=== Records provided ===
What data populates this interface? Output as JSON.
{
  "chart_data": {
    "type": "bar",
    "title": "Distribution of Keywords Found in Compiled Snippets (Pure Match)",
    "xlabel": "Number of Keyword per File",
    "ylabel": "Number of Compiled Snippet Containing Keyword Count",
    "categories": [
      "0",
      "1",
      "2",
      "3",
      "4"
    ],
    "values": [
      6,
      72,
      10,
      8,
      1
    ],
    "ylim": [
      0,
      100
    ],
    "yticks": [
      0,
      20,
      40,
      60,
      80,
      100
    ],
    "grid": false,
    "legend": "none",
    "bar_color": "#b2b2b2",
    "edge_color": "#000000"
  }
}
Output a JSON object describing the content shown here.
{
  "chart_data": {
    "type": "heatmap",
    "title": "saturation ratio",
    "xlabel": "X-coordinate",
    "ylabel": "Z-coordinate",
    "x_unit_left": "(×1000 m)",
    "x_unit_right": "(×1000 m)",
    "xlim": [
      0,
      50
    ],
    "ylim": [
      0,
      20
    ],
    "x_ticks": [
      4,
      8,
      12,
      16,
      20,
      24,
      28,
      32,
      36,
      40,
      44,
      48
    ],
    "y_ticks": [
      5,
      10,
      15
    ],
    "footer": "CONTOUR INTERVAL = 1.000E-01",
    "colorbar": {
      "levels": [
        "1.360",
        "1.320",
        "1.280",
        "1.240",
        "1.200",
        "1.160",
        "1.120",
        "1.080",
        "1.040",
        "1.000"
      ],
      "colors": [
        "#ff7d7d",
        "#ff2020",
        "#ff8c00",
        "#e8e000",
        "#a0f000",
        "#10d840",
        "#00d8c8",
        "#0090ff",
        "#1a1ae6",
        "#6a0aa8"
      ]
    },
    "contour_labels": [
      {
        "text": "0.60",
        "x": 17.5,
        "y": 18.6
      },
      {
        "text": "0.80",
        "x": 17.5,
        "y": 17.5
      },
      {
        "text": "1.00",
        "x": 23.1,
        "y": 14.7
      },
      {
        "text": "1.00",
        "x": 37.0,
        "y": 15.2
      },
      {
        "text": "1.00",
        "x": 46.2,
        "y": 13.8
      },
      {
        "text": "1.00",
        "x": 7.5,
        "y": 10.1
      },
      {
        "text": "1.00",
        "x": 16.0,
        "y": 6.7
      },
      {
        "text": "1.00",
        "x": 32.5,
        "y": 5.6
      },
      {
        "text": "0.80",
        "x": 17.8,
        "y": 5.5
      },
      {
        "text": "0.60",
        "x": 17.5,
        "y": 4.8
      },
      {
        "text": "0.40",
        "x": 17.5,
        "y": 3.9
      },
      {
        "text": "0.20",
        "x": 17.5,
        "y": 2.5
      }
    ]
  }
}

=== Work required ===
Your task is to reproduce the whole listing exactly.

=== Response to this task ===
What data populates this interface? Output as JSON.
{
  "chart_data": {
    "type": "bar",
    "title": "Distribution of Keywords Found in Compiled Snippets (Pure Match)",
    "xlabel": "Number of Keyword per File",
    "ylabel": "Number of Compiled Snippet Containing Keyword Count",
    "categories": [
      "0",
      "1",
      "2",
      "3",
      "4"
    ],
    "values": [
      6,
      72,
      10,
      8,
      1
    ],
    "ylim": [
      0,
      100
    ],
    "yticks": [
      0,
      20,
      40,
      60,
      80,
      100
    ],
    "grid": false,
    "legend": "none",
    "bar_color": "#b2b2b2",
    "edge_color": "#000000"
  }
}
Output a JSON object describing the content shown here.
{
  "chart_data": {
    "type": "heatmap",
    "title": "saturation ratio",
    "xlabel": "X-coordinate",
    "ylabel": "Z-coordinate",
    "x_unit_left": "(×1000 m)",
    "x_unit_right": "(×1000 m)",
    "xlim": [
      0,
      50
    ],
    "ylim": [
      0,
      20
    ],
    "x_ticks": [
      4,
      8,
      12,
      16,
      20,
      24,
      28,
      32,
      36,
      40,
      44,
      48
    ],
    "y_ticks": [
      5,
      10,
      15
    ],
    "footer": "CONTOUR INTERVAL = 1.000E-01",
    "colorbar": {
      "levels": [
        "1.360",
        "1.320",
        "1.280",
        "1.240",
        "1.200",
        "1.160",
        "1.120",
        "1.080",
        "1.040",
        "1.000"
      ],
      "colors": [
        "#ff7d7d",
        "#ff2020",
        "#ff8c00",
        "#e8e000",
        "#a0f000",
        "#10d840",
        "#00d8c8",
        "#0090ff",
        "#1a1ae6",
        "#6a0aa8"
      ]
    },
    "contour_labels": [
      {
        "text": "0.60",
        "x": 17.5,
        "y": 18.6
      },
      {
        "text": "0.80",
        "x": 17.5,
        "y": 17.5
      },
      {
        "text": "1.00",
        "x": 23.1,
        "y": 14.7
      },
      {
        "text": "1.00",
        "x": 37.0,
        "y": 15.2
      },
      {
        "text": "1.00",
        "x": 46.2,
        "y": 13.8
      },
      {
        "text": "1.00",
        "x": 7.5,
        "y": 10.1
      },
      {
        "text": "1.00",
        "x": 16.0,
        "y": 6.7
      },
      {
        "text": "1.00",
        "x": 32.5,
        "y": 5.6
      },
      {
        "text": "0.80",
        "x": 17.8,
        "y": 5.5
      },
      {
        "text": "0.60",
        "x": 17.5,
        "y": 4.8
      },
      {
        "text": "0.40",
        "x": 17.5,
        "y": 3.9
      },
      {
        "text": "0.20",
        "x": 17.5,
        "y": 2.5
      }
    ]
  }
}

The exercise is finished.